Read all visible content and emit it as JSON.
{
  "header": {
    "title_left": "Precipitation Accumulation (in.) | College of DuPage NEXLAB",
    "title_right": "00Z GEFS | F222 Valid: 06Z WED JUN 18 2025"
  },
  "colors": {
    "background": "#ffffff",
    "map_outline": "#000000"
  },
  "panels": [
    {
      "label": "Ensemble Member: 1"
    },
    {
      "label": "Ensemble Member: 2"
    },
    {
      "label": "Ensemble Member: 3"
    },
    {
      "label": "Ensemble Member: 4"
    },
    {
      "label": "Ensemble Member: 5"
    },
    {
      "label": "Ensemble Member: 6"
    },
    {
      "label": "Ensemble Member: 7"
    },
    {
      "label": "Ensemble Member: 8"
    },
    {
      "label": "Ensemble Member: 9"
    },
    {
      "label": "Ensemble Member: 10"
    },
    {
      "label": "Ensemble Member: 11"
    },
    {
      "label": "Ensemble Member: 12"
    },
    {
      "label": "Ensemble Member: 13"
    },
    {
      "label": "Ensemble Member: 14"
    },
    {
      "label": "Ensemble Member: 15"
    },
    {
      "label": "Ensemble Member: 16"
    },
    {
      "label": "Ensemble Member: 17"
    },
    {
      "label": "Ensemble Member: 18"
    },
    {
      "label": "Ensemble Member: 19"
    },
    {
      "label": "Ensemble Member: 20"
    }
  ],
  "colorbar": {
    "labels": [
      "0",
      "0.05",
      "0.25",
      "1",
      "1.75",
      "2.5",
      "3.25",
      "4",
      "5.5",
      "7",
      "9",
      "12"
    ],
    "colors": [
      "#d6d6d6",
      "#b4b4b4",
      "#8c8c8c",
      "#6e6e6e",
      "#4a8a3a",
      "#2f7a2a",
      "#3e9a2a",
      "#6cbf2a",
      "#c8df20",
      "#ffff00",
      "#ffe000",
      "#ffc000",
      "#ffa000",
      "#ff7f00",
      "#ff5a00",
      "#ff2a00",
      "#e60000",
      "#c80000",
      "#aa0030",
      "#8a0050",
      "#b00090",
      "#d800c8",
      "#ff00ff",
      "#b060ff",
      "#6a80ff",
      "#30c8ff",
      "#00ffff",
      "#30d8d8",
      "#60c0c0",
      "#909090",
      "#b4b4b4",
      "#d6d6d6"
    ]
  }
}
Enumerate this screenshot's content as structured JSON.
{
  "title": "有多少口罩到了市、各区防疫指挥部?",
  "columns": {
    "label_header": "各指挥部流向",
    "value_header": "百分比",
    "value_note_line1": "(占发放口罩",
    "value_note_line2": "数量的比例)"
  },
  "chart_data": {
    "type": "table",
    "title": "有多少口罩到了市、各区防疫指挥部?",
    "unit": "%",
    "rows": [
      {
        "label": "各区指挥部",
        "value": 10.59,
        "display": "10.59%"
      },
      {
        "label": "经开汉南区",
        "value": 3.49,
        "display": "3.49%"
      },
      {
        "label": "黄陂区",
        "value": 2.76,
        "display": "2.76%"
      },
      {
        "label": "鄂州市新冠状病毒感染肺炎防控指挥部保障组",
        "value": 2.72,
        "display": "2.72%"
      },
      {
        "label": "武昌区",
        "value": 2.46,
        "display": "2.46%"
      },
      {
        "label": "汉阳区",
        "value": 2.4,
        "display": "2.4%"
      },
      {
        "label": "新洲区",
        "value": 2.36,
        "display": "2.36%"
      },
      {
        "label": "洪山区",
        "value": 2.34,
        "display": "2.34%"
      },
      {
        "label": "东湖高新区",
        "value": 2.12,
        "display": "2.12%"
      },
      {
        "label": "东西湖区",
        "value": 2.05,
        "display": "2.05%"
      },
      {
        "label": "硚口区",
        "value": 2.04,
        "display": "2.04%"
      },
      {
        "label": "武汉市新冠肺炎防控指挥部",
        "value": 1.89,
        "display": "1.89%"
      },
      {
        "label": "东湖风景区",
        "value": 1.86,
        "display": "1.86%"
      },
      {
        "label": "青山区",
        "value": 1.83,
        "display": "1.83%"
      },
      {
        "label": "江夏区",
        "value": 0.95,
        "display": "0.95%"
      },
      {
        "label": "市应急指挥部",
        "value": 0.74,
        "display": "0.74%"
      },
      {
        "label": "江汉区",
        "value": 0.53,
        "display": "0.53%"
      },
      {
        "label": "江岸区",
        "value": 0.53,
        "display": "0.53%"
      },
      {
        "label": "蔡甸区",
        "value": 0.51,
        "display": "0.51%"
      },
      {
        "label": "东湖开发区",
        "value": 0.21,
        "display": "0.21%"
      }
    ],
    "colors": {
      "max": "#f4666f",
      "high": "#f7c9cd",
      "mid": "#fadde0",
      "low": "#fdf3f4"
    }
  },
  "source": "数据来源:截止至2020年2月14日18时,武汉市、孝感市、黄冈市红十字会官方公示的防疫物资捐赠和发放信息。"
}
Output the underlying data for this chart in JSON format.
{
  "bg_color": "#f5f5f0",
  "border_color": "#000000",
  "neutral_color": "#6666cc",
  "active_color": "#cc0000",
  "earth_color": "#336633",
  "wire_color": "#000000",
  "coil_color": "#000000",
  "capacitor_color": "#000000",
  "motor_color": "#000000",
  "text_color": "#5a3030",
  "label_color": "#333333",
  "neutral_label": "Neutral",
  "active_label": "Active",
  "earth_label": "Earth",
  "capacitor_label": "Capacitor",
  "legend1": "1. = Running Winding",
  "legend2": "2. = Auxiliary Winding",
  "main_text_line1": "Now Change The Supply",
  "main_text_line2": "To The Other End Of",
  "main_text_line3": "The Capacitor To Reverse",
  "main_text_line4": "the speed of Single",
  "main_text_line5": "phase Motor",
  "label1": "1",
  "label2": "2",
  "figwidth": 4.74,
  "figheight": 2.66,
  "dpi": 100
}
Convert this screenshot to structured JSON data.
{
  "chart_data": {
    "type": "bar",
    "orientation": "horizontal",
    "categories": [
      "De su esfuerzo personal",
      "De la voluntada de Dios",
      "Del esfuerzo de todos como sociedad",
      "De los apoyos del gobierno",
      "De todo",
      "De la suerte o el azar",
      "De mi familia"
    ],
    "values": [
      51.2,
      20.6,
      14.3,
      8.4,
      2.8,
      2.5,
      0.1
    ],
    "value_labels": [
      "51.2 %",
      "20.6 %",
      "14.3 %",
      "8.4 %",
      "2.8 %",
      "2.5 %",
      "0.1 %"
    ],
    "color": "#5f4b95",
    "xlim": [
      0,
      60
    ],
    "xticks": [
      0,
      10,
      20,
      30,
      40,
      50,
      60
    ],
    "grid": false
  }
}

__YOUR OBJECTIVE__.
Find how many lines include the string "this" and report that number alone.

__TASK OUTPUT__.
3